:: What you need to do ::
Emit the data below verbatim, stripping out any pictures.

Records from a data source
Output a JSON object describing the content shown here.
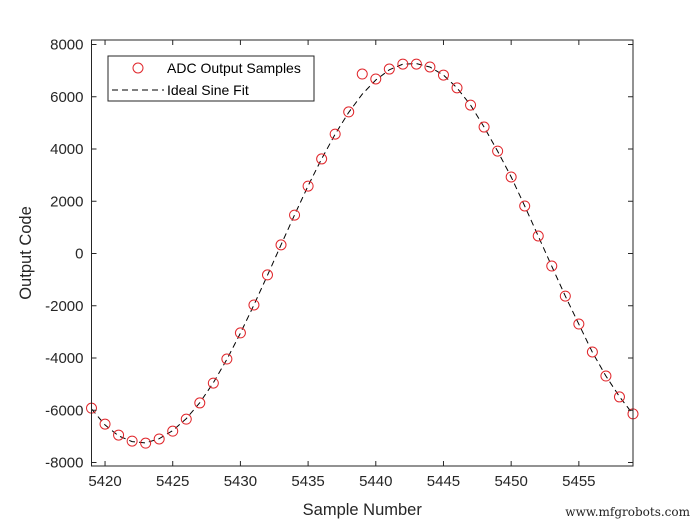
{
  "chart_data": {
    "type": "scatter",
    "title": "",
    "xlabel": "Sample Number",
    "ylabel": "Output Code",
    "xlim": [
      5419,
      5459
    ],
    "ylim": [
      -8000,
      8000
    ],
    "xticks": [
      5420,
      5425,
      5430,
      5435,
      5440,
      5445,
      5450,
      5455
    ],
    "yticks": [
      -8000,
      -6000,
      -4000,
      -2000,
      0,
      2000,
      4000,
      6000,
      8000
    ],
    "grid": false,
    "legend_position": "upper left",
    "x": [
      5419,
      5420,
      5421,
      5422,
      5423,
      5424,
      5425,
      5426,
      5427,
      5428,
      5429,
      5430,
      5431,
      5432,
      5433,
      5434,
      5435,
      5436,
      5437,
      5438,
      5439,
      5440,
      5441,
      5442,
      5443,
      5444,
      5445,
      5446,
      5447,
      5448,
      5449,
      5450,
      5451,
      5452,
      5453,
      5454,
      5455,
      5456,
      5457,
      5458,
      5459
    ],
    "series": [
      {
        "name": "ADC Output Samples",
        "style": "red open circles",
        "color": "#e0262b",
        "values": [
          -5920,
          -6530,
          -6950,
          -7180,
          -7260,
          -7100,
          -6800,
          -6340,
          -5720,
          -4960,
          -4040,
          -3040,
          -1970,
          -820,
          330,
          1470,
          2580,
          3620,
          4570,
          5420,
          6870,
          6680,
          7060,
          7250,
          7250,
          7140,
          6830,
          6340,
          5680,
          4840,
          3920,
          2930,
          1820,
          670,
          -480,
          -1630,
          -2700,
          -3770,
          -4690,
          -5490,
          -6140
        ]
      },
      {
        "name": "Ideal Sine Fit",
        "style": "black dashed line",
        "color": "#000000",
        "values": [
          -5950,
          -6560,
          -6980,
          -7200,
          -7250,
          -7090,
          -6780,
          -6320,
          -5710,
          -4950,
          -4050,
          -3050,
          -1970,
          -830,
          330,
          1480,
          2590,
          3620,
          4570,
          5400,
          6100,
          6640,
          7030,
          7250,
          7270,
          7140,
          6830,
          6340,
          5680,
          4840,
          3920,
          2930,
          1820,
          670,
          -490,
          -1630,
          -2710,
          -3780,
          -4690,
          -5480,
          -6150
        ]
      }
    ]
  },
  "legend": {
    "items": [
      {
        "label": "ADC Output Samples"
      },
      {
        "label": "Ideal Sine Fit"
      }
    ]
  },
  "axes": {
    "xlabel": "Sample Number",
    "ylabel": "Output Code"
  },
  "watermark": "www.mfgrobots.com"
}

:: Correct answer ::
Output a JSON object describing the content shown here.
{
  "chart_data": {
    "type": "scatter",
    "title": "",
    "xlabel": "Sample Number",
    "ylabel": "Output Code",
    "xlim": [
      5419,
      5459
    ],
    "ylim": [
      -8000,
      8000
    ],
    "xticks": [
      5420,
      5425,
      5430,
      5435,
      5440,
      5445,
      5450,
      5455
    ],
    "yticks": [
      -8000,
      -6000,
      -4000,
      -2000,
      0,
      2000,
      4000,
      6000,
      8000
    ],
    "grid": false,
    "legend_position": "upper left",
    "x": [
      5419,
      5420,
      5421,
      5422,
      5423,
      5424,
      5425,
      5426,
      5427,
      5428,
      5429,
      5430,
      5431,
      5432,
      5433,
      5434,
      5435,
      5436,
      5437,
      5438,
      5439,
      5440,
      5441,
      5442,
      5443,
      5444,
      5445,
      5446,
      5447,
      5448,
      5449,
      5450,
      5451,
      5452,
      5453,
      5454,
      5455,
      5456,
      5457,
      5458,
      5459
    ],
    "series": [
      {
        "name": "ADC Output Samples",
        "style": "red open circles",
        "color": "#e0262b",
        "values": [
          -5920,
          -6530,
          -6950,
          -7180,
          -7260,
          -7100,
          -6800,
          -6340,
          -5720,
          -4960,
          -4040,
          -3040,
          -1970,
          -820,
          330,
          1470,
          2580,
          3620,
          4570,
          5420,
          6870,
          6680,
          7060,
          7250,
          7250,
          7140,
          6830,
          6340,
          5680,
          4840,
          3920,
          2930,
          1820,
          670,
          -480,
          -1630,
          -2700,
          -3770,
          -4690,
          -5490,
          -6140
        ]
      },
      {
        "name": "Ideal Sine Fit",
        "style": "black dashed line",
        "color": "#000000",
        "values": [
          -5950,
          -6560,
          -6980,
          -7200,
          -7250,
          -7090,
          -6780,
          -6320,
          -5710,
          -4950,
          -4050,
          -3050,
          -1970,
          -830,
          330,
          1480,
          2590,
          3620,
          4570,
          5400,
          6100,
          6640,
          7030,
          7250,
          7270,
          7140,
          6830,
          6340,
          5680,
          4840,
          3920,
          2930,
          1820,
          670,
          -490,
          -1630,
          -2710,
          -3780,
          -4690,
          -5480,
          -6150
        ]
      }
    ]
  },
  "legend": {
    "items": [
      {
        "label": "ADC Output Samples"
      },
      {
        "label": "Ideal Sine Fit"
      }
    ]
  },
  "axes": {
    "xlabel": "Sample Number",
    "ylabel": "Output Code"
  },
  "watermark": "www.mfgrobots.com"
}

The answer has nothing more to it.